- To be done
Reproduce each of the items below line for line, keeping every character unchanged.
....................
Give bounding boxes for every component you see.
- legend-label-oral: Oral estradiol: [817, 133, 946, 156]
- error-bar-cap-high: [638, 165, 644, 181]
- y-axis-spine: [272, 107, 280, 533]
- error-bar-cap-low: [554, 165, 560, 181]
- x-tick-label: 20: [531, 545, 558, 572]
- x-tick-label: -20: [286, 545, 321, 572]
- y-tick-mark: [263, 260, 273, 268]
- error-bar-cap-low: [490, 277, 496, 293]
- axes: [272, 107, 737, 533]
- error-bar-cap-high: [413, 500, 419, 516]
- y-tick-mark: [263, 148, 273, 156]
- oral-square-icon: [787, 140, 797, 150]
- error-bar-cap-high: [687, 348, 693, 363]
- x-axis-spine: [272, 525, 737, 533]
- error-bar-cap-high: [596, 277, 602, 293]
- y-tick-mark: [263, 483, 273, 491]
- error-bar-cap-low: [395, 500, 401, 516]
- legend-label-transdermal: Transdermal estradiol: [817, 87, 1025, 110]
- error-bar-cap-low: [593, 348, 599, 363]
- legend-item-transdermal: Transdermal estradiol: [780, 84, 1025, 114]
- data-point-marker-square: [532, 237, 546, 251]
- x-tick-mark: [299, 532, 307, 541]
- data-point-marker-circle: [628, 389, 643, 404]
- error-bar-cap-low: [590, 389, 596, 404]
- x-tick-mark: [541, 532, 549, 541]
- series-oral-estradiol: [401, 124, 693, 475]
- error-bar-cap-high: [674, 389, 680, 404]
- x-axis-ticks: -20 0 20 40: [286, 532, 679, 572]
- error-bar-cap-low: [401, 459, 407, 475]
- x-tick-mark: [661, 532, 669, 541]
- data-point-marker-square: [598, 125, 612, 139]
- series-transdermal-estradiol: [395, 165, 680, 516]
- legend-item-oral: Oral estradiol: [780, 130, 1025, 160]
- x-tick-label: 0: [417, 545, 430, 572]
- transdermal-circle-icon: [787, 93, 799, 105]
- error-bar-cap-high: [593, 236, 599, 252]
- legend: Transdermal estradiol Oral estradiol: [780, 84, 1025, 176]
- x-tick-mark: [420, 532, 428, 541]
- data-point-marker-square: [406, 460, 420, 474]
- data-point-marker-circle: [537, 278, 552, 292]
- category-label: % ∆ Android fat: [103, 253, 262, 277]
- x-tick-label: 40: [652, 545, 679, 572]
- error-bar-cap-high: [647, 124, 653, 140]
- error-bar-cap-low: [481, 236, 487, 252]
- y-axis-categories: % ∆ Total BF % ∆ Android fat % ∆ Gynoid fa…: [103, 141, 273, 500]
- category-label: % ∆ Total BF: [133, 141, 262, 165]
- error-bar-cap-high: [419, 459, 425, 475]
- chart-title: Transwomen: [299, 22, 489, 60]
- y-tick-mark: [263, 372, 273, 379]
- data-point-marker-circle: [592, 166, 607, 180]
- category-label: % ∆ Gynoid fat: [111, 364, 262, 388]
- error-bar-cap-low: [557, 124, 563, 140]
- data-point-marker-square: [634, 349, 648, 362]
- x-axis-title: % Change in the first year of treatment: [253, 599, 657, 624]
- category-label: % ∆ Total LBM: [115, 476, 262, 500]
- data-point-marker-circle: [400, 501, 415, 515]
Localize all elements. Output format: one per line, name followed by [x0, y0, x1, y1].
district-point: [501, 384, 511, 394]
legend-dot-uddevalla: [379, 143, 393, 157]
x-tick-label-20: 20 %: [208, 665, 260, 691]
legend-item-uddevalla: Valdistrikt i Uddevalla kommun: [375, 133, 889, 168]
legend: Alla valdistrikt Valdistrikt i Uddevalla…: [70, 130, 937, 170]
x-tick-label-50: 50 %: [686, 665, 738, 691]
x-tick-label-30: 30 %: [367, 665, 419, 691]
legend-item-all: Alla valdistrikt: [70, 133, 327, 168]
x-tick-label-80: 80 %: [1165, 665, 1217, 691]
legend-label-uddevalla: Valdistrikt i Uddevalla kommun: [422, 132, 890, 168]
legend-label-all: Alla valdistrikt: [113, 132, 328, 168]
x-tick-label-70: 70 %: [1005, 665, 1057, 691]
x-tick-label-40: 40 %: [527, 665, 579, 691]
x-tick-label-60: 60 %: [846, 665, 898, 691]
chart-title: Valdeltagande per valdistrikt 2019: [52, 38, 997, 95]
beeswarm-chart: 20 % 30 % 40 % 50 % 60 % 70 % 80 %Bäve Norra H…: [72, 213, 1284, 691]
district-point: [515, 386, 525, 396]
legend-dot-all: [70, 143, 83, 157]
....................
- Answer
Give bounding boxes for every component you see.
- legend-label-oral: Oral estradiol: [817, 133, 946, 156]
- error-bar-cap-high: [638, 165, 644, 181]
- y-axis-spine: [272, 107, 280, 533]
- error-bar-cap-low: [554, 165, 560, 181]
- x-tick-label: 20: [531, 545, 558, 572]
- x-tick-label: -20: [286, 545, 321, 572]
- y-tick-mark: [263, 260, 273, 268]
- error-bar-cap-low: [490, 277, 496, 293]
- axes: [272, 107, 737, 533]
- error-bar-cap-high: [413, 500, 419, 516]
- y-tick-mark: [263, 148, 273, 156]
- oral-square-icon: [787, 140, 797, 150]
- error-bar-cap-high: [687, 348, 693, 363]
- x-axis-spine: [272, 525, 737, 533]
- error-bar-cap-high: [596, 277, 602, 293]
- y-tick-mark: [263, 483, 273, 491]
- error-bar-cap-low: [395, 500, 401, 516]
- legend-label-transdermal: Transdermal estradiol: [817, 87, 1025, 110]
- error-bar-cap-low: [593, 348, 599, 363]
- legend-item-transdermal: Transdermal estradiol: [780, 84, 1025, 114]
- data-point-marker-square: [532, 237, 546, 251]
- x-tick-mark: [299, 532, 307, 541]
- data-point-marker-circle: [628, 389, 643, 404]
- error-bar-cap-low: [590, 389, 596, 404]
- x-tick-mark: [541, 532, 549, 541]
- series-oral-estradiol: [401, 124, 693, 475]
- error-bar-cap-high: [674, 389, 680, 404]
- x-axis-ticks: -20 0 20 40: [286, 532, 679, 572]
- error-bar-cap-low: [401, 459, 407, 475]
- x-tick-mark: [661, 532, 669, 541]
- data-point-marker-square: [598, 125, 612, 139]
- series-transdermal-estradiol: [395, 165, 680, 516]
- legend-item-oral: Oral estradiol: [780, 130, 1025, 160]
- x-tick-label: 0: [417, 545, 430, 572]
- transdermal-circle-icon: [787, 93, 799, 105]
- error-bar-cap-high: [593, 236, 599, 252]
- legend: Transdermal estradiol Oral estradiol: [780, 84, 1025, 176]
- x-tick-mark: [420, 532, 428, 541]
- data-point-marker-square: [406, 460, 420, 474]
- data-point-marker-circle: [537, 278, 552, 292]
- category-label: % ∆ Android fat: [103, 253, 262, 277]
- x-tick-label: 40: [652, 545, 679, 572]
- error-bar-cap-high: [647, 124, 653, 140]
- error-bar-cap-low: [481, 236, 487, 252]
- y-axis-categories: % ∆ Total BF % ∆ Android fat % ∆ Gynoid fa…: [103, 141, 273, 500]
- category-label: % ∆ Total BF: [133, 141, 262, 165]
- error-bar-cap-high: [419, 459, 425, 475]
- chart-title: Transwomen: [299, 22, 489, 60]
- y-tick-mark: [263, 372, 273, 379]
- data-point-marker-circle: [592, 166, 607, 180]
- category-label: % ∆ Gynoid fat: [111, 364, 262, 388]
- error-bar-cap-low: [557, 124, 563, 140]
- data-point-marker-square: [634, 349, 648, 362]
- x-axis-title: % Change in the first year of treatment: [253, 599, 657, 624]
- category-label: % ∆ Total LBM: [115, 476, 262, 500]
- data-point-marker-circle: [400, 501, 415, 515]
Localize all elements. Output format: one per line, name followed by [x0, y0, x1, y1].
district-point: [501, 384, 511, 394]
legend-dot-uddevalla: [379, 143, 393, 157]
x-tick-label-20: 20 %: [208, 665, 260, 691]
legend-item-uddevalla: Valdistrikt i Uddevalla kommun: [375, 133, 889, 168]
legend: Alla valdistrikt Valdistrikt i Uddevalla…: [70, 130, 937, 170]
x-tick-label-50: 50 %: [686, 665, 738, 691]
x-tick-label-30: 30 %: [367, 665, 419, 691]
legend-item-all: Alla valdistrikt: [70, 133, 327, 168]
x-tick-label-80: 80 %: [1165, 665, 1217, 691]
legend-label-uddevalla: Valdistrikt i Uddevalla kommun: [422, 132, 890, 168]
legend-label-all: Alla valdistrikt: [113, 132, 328, 168]
x-tick-label-70: 70 %: [1005, 665, 1057, 691]
x-tick-label-40: 40 %: [527, 665, 579, 691]
x-tick-label-60: 60 %: [846, 665, 898, 691]
chart-title: Valdeltagande per valdistrikt 2019: [52, 38, 997, 95]
beeswarm-chart: 20 % 30 % 40 % 50 % 60 % 70 % 80 %Bäve Norra H…: [72, 213, 1284, 691]
district-point: [515, 386, 525, 396]
legend-dot-all: [70, 143, 83, 157]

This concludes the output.